PROMPT -
Take every line from the listing below that includes "JSON" and copy it.

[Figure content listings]
________________________

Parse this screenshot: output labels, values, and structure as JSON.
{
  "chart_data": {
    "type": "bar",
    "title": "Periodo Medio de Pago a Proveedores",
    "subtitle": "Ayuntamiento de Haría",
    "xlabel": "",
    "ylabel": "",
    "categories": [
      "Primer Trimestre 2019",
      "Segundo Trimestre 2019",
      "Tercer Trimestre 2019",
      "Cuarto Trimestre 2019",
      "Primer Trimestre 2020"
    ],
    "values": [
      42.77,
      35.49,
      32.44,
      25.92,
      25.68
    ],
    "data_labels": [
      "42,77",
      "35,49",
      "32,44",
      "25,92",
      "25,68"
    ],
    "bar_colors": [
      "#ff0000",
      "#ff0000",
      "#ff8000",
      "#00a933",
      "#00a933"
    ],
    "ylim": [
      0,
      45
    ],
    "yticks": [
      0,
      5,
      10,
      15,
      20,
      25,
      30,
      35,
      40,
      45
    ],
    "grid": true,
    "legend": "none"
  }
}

________________________

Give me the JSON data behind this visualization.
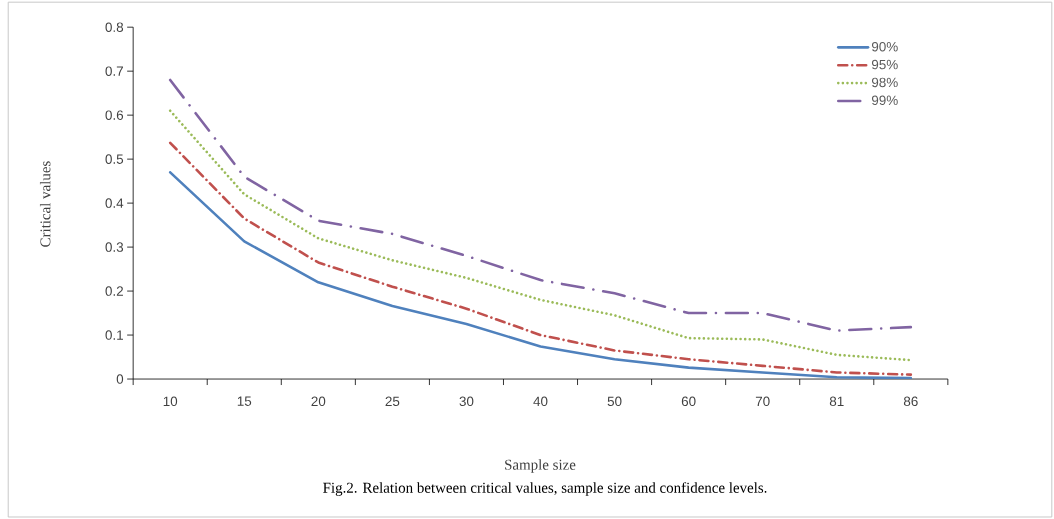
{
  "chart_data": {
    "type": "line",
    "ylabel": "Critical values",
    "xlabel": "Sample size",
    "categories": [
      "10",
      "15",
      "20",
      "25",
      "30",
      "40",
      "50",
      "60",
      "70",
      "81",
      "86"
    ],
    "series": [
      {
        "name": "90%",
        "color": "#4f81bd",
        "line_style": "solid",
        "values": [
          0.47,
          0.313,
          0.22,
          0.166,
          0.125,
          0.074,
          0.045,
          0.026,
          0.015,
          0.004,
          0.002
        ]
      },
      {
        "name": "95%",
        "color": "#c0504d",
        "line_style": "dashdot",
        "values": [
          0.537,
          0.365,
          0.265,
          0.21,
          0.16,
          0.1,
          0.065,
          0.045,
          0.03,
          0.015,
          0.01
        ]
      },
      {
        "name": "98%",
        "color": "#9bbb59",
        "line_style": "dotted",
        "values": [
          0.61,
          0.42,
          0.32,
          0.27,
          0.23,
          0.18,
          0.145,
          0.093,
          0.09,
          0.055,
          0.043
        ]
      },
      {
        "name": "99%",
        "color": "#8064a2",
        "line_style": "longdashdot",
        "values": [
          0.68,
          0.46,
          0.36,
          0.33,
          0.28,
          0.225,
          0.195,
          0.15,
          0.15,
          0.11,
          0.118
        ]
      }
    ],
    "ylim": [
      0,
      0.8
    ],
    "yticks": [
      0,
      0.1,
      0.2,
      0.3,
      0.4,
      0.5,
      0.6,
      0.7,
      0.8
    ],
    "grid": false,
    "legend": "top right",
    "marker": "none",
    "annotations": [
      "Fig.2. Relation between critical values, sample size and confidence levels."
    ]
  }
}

________________________

RESPONSE TO THE EXERCISE -
Parse this screenshot: output labels, values, and structure as JSON.
Give me the JSON data behind this visualization.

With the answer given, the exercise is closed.